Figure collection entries
◆ ◆ ◆ ◆ ◆ ◆ ◆

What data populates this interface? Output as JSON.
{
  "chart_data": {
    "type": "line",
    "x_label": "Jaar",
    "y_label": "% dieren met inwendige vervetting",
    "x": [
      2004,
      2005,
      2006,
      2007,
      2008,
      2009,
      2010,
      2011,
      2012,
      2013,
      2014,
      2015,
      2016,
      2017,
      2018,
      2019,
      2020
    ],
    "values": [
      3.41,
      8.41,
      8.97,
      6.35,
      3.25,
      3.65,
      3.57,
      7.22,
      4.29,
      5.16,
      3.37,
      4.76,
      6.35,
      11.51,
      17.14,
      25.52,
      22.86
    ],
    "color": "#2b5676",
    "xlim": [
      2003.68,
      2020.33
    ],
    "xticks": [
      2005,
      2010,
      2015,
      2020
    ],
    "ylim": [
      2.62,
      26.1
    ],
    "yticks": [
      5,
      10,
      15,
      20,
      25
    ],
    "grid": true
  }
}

◆ ◆ ◆ ◆ ◆ ◆ ◆

## EXERCISE
Retype all of the material, keeping each line exact.

## SOLUTION FOR THIS TASK
What data populates this interface? Output as JSON.
{
  "chart_data": {
    "type": "line",
    "x_label": "Jaar",
    "y_label": "% dieren met inwendige vervetting",
    "x": [
      2004,
      2005,
      2006,
      2007,
      2008,
      2009,
      2010,
      2011,
      2012,
      2013,
      2014,
      2015,
      2016,
      2017,
      2018,
      2019,
      2020
    ],
    "values": [
      3.41,
      8.41,
      8.97,
      6.35,
      3.25,
      3.65,
      3.57,
      7.22,
      4.29,
      5.16,
      3.37,
      4.76,
      6.35,
      11.51,
      17.14,
      25.52,
      22.86
    ],
    "color": "#2b5676",
    "xlim": [
      2003.68,
      2020.33
    ],
    "xticks": [
      2005,
      2010,
      2015,
      2020
    ],
    "ylim": [
      2.62,
      26.1
    ],
    "yticks": [
      5,
      10,
      15,
      20,
      25
    ],
    "grid": true
  }
}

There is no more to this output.